Письменное задание 1 – Посчитайте, пожалуйста, сколько строк в списках содержат строку «right». В ответе дайте только число.
##### Текст для чтения #####
«Лето на память» — так называется спектакль, посвященный Янушу Корчаку, который вместе с группой своих воспитанников в августе 1942-го шагнул в газовую камеру в нацистском концлагере Треблинка-2. Хотя у него был выбор — остаться в Варшаве или отправиться туда с детьми. Он предпочел последнее и, оказавшись в лагере, взял двух самых маленьких детей на руки и пошел с ними впереди колонны, обреченной на смерть. «Дети имеют право на смерть» — последний титр, написанный от руки, появляется на медленно опускающемся занавесе.
Отправлялась я на спектакль о педагоге и гуманисте Корчаке не без опасений — тема тяжелая, которой предпочитают не огорчать современных детей, заточенных на получение от жизни удовольствий и радости, а не негатива. Даже во времена множащихся по земле военных конфликтов. Но спектакль о Корчаке, сочиненный молодым режиссером Анной Коонен и ее талантливой командой, как раз весь наполнен радостью. Каким бывает наполнено лето, оставшееся нам на память из детства.
##### Материал для задания #####
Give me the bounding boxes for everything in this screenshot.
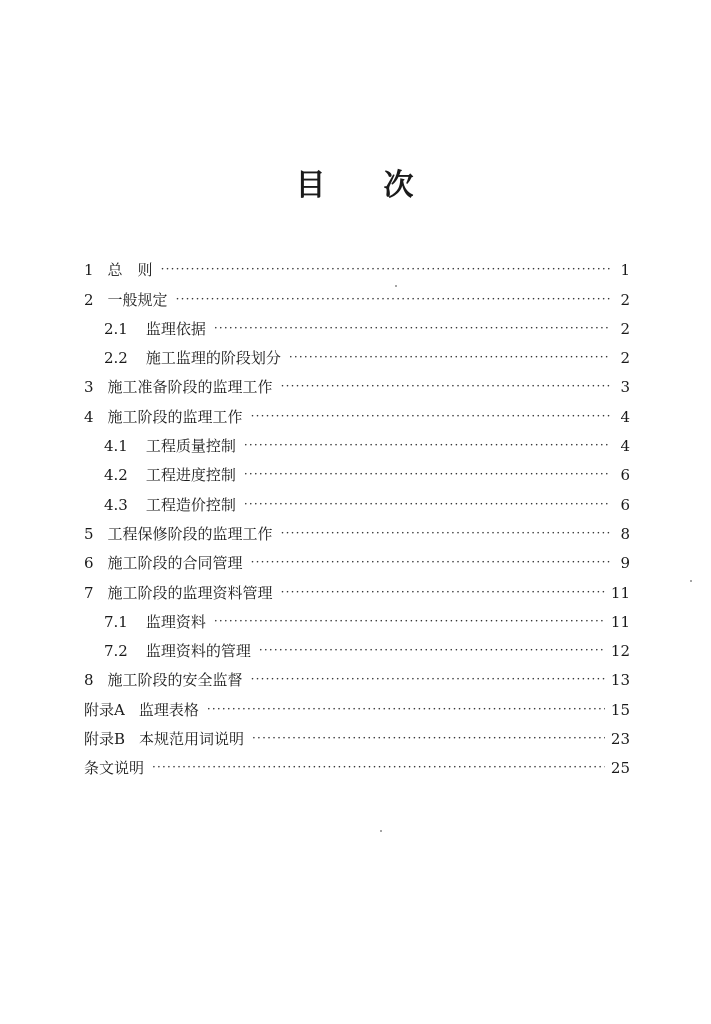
toc-entry-page: 11 [610, 612, 630, 631]
toc-entry-page: 6 [620, 495, 630, 514]
toc-entry-number: 6 [84, 554, 94, 573]
toc-leader-dots [251, 670, 605, 688]
toc-entry-page: 1 [620, 261, 630, 280]
toc-entry-number: 7.2 [104, 642, 128, 661]
toc-entry-number: 4.2 [104, 466, 128, 485]
toc-entry-label: 工程造价控制 [145, 495, 236, 514]
toc-entry-label: 本规范用词说明 [139, 730, 245, 749]
toc-entry[interactable] [84, 572, 630, 601]
title-char-1: 目 [295, 168, 328, 203]
toc-entry-page: 4 [620, 407, 630, 426]
toc-entry[interactable] [84, 631, 630, 660]
toc-entry-label: 总 则 [107, 261, 153, 280]
toc-leader-dots [289, 348, 610, 366]
toc-entry[interactable] [84, 543, 630, 572]
toc-entry-label: 监理资料的管理 [145, 642, 251, 661]
toc-entry-number: 4 [84, 407, 94, 426]
toc-entry[interactable] [84, 338, 630, 367]
toc-entry[interactable] [84, 719, 630, 748]
toc-entry-label: 一般规定 [107, 290, 168, 309]
toc-leader-dots [176, 290, 610, 308]
scan-speck [395, 285, 397, 287]
toc-entry-number: 附录A [84, 700, 125, 719]
page-title [0, 160, 711, 204]
toc-entry[interactable] [84, 514, 630, 543]
toc-entry[interactable] [84, 748, 630, 777]
toc-entry[interactable] [84, 396, 630, 425]
toc-entry-number: 7.1 [104, 612, 128, 631]
toc-entry-page: 12 [610, 642, 630, 661]
toc-entry-page: 23 [610, 730, 630, 749]
toc-entry[interactable] [84, 602, 630, 631]
toc-entry-number: 2.1 [104, 319, 128, 338]
toc-entry[interactable] [84, 455, 630, 484]
toc-entry-page: 2 [620, 349, 630, 368]
toc-entry-page: 2 [620, 319, 630, 338]
toc-entry-page: 4 [620, 437, 630, 456]
toc-entry[interactable] [84, 309, 630, 338]
toc-leader-dots [214, 319, 610, 337]
toc-entry[interactable] [84, 279, 630, 308]
toc-entry-page: 6 [620, 466, 630, 485]
toc-leader-dots [207, 700, 605, 718]
toc-entry-number: 附录B [84, 730, 126, 749]
toc-leader-dots [251, 553, 610, 571]
toc-leader-dots [214, 612, 605, 630]
toc-entry[interactable] [84, 660, 630, 689]
table-of-contents [84, 250, 630, 777]
toc-entry-page: 11 [610, 583, 630, 602]
toc-leader-dots [161, 260, 610, 278]
toc-entry-number: 1 [84, 261, 94, 280]
toc-entry[interactable] [84, 689, 630, 718]
toc-entry-number: 5 [84, 524, 94, 543]
toc-entry[interactable] [84, 250, 630, 279]
title-char-2: 次 [383, 168, 416, 203]
scan-speck [690, 580, 692, 582]
toc-entry-label: 施工阶段的监理资料管理 [107, 583, 273, 602]
toc-entry-label: 条文说明 [84, 759, 145, 778]
toc-entry-number: 2.2 [104, 349, 128, 368]
toc-entry[interactable] [84, 484, 630, 513]
toc-leader-dots [244, 436, 610, 454]
toc-leader-dots [281, 377, 610, 395]
toc-entry-label: 施工阶段的安全监督 [107, 671, 243, 690]
toc-leader-dots [244, 465, 610, 483]
toc-entry-label: 施工阶段的合同管理 [107, 554, 243, 573]
toc-entry-number: 4.3 [104, 495, 128, 514]
toc-entry[interactable] [84, 426, 630, 455]
toc-entry-label: 工程保修阶段的监理工作 [107, 524, 273, 543]
toc-entry-label: 监理依据 [145, 319, 206, 338]
toc-entry-number: 7 [84, 583, 94, 602]
toc-entry-number: 8 [84, 671, 94, 690]
toc-entry-page: 9 [620, 554, 630, 573]
toc-entry[interactable] [84, 367, 630, 396]
toc-entry-label: 工程质量控制 [145, 437, 236, 456]
toc-leader-dots [152, 758, 605, 776]
toc-entry-label: 施工准备阶段的监理工作 [107, 378, 273, 397]
toc-entry-label: 工程进度控制 [145, 466, 236, 485]
toc-entry-label: 施工阶段的监理工作 [107, 407, 243, 426]
toc-leader-dots [251, 407, 610, 425]
toc-leader-dots [281, 583, 605, 601]
toc-leader-dots [259, 641, 605, 659]
toc-entry-label: 监理表格 [138, 700, 199, 719]
toc-entry-label: 监理资料 [145, 612, 206, 631]
toc-entry-number: 2 [84, 290, 94, 309]
toc-entry-page: 15 [610, 700, 630, 719]
toc-entry-page: 8 [620, 524, 630, 543]
toc-leader-dots [281, 524, 610, 542]
toc-entry-number: 4.1 [104, 437, 128, 456]
toc-entry-page: 2 [620, 290, 630, 309]
toc-entry-number: 3 [84, 378, 94, 397]
toc-entry-label: 施工监理的阶段划分 [145, 349, 281, 368]
toc-entry-page: 13 [610, 671, 630, 690]
toc-leader-dots [244, 495, 610, 513]
toc-entry-page: 3 [620, 378, 630, 397]
scan-speck [380, 830, 382, 832]
toc-entry-page: 25 [610, 759, 630, 778]
toc-leader-dots [252, 729, 605, 747]
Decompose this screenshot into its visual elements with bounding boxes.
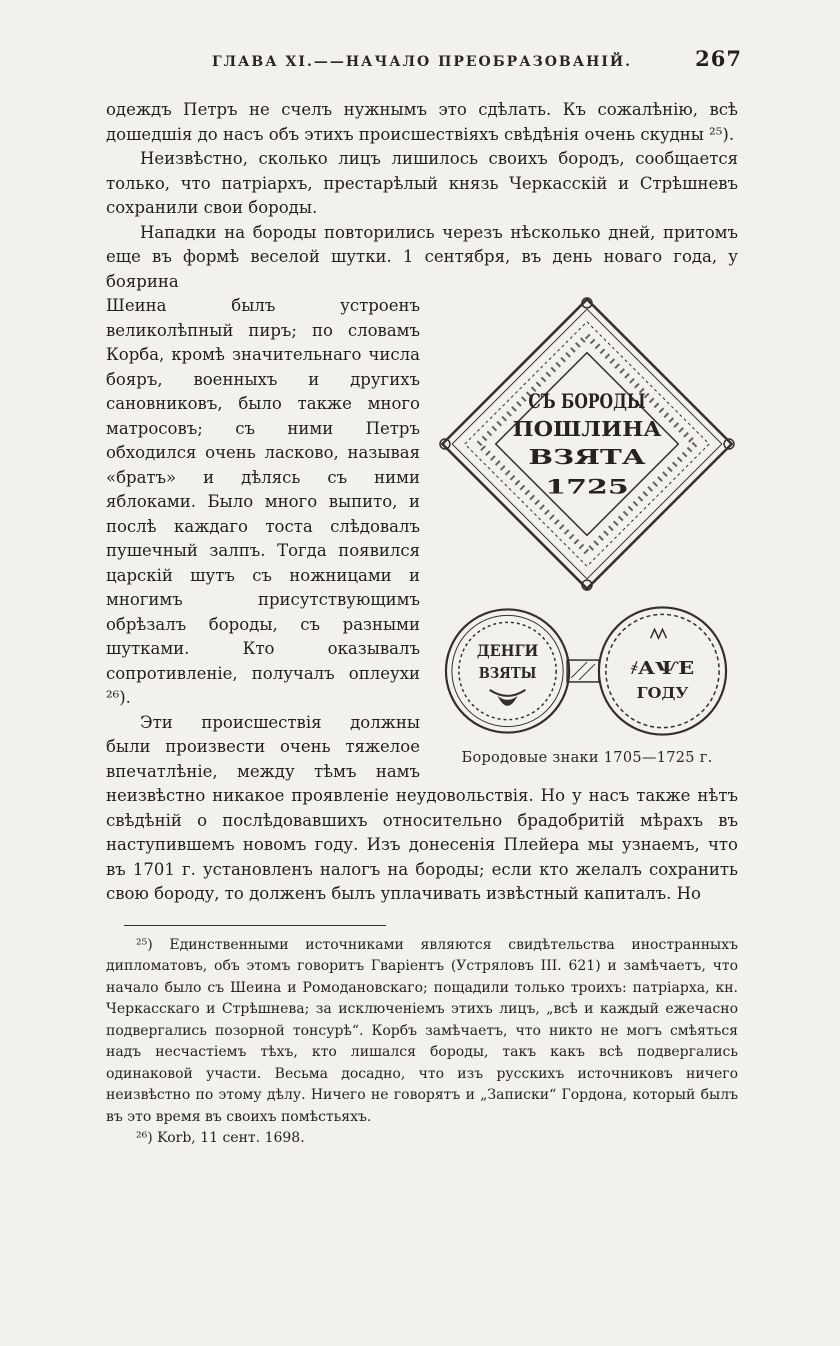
body-text xyxy=(106,98,738,907)
running-title: ГЛАВА XI.——НАЧАЛО ПРЕОБРАЗОВАНІЙ. xyxy=(211,54,633,70)
paragraph-4: Эти происшествія должны были произвести очень тяжелое впечатлѣніе, между тѣмъ намъ неизвѣстно никакое проявленіе неудовольствія. Но у насъ также нѣтъ свѣдѣній о послѣдовавшихъ относительно брадобритій мѣрахъ въ наступившемъ новомъ году. Изъ донесенія Плейера мы узнаемъ, что въ 1701 г. установленъ налогъ на бороды; если кто желалъ сохранить свою бороду, то долженъ былъ уплачивать извѣстный капиталъ. Но xyxy=(106,712,738,903)
coin-right xyxy=(599,607,726,734)
figure-beard-tokens xyxy=(436,296,738,766)
token-text-line3: ВЗЯТА xyxy=(528,443,646,469)
beard-token-diamond-icon xyxy=(438,296,736,592)
token-text-line4: 1725 xyxy=(545,474,629,499)
footnote-25: ²⁵) Единственными источниками являются свидѣтельства иностранныхъ дипломатовъ, объ этомъ говоритъ Гваріентъ (Устряловъ III. 621) и замѣчаетъ, что начало было съ Шеина и Ромодановскаго; пощадили только троихъ: патріарха, кн. Черкасскаго и Стрѣшнева; за исключеніемъ этихъ лицъ, „всѣ и каждый ежечасно подвергались позорной тонсурѣ“. Корбъ замѣчаетъ, что никто не могъ смѣяться надъ несчастіемъ тѣхъ, кто лишался бороды, такъ какъ всѣ подвергались одинаковой участи. Весьма досадно, что изъ русскихъ источниковъ ничего неизвѣстно по этому дѣлу. Ничего не говорятъ и „Записки“ Гордона, который былъ въ это время въ своихъ помѣстьяхъ. xyxy=(106,936,738,1125)
coin-right-text-line2: ГОДУ xyxy=(636,683,689,702)
paragraph-3-intro: Нападки на бороды повторились черезъ нѣсколько дней, притомъ еще въ формѣ веселой шутки. 1 сентября, въ день новаго года, у боярина xyxy=(106,222,738,291)
coin-left-text-line1: ДЕНГИ xyxy=(476,641,539,661)
figure-caption: Бородовые знаки 1705—1725 г. xyxy=(461,750,713,766)
coin-connector xyxy=(567,660,599,682)
page-header xyxy=(106,46,742,71)
token-text-line1: СЪ БОРОДЫ xyxy=(528,389,646,414)
coin-left xyxy=(446,609,569,732)
coin-left-mustache xyxy=(490,690,526,696)
paragraph-3-rest: Шеина былъ устроенъ великолѣпный пиръ; по словамъ Корба, кромѣ значительнаго числа бояръ, военныхъ и другихъ сановниковъ, было также много матросовъ; съ ними Петръ обходился очень ласково, называя «братъ» и дѣлясь съ ними яблоками. Было много выпито, и послѣ каждаго тоста слѣдовалъ пушечный залпъ. Тогда появился царскій шутъ съ ножницами и многимъ присутствующимъ обрѣзалъ бороды, съ разными шутками. Кто оказывалъ сопротивленіе, получалъ оплеухи ²⁶). xyxy=(106,296,420,707)
page-number: 267 xyxy=(695,46,742,71)
coin-right-text-line1: ҂АѰЕ xyxy=(630,657,695,679)
coin-left-beard xyxy=(498,696,518,706)
footnote-26: ²⁶) Korb, 11 сент. 1698. xyxy=(136,1130,305,1146)
paragraph-2: Неизвѣстно, сколько лицъ лишилось своихъ бородъ, сообщается только, что патріархъ, престарѣлый князь Черкасскій и Стрѣшневъ сохранили свои бороды. xyxy=(106,149,738,217)
paragraph-1: одеждъ Петръ не счелъ нужнымъ это сдѣлать. Къ сожалѣнію, всѣ дошедшія до насъ объ этихъ происшествіяхъ свѣдѣнія очень скудны ²⁵). xyxy=(106,100,738,144)
token-text-line2: ПОШЛИНА xyxy=(512,416,662,442)
footnote-divider xyxy=(124,925,386,926)
footnotes xyxy=(106,925,738,1150)
coin-left-text-line2: ВЗЯТЫ xyxy=(478,663,537,682)
beard-coins-icon xyxy=(438,600,736,742)
coin-right-crown xyxy=(651,629,667,638)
#####
Письменное задание 2 – Выведите без изменений отрывок из рецензии на спектакль о Корчаке: начните со слов «Отправлялась я на» и остановитесь после слов «память из детства.».

Правильный ответ 1 – 4

Правильный ответ 2 –
Отправлялась я на спектакль о педагоге и гуманисте Корчаке не без опасений — тема тяжелая, которой предпочитают не огорчать современных детей, заточенных на получение от жизни удовольствий и радости, а не негатива. Даже во времена множащихся по земле военных конфликтов. Но спектакль о Корчаке, сочиненный молодым режиссером Анной Коонен и ее талантливой командой, как раз весь наполнен радостью. Каким бывает наполнено лето, оставшееся нам на память из детства.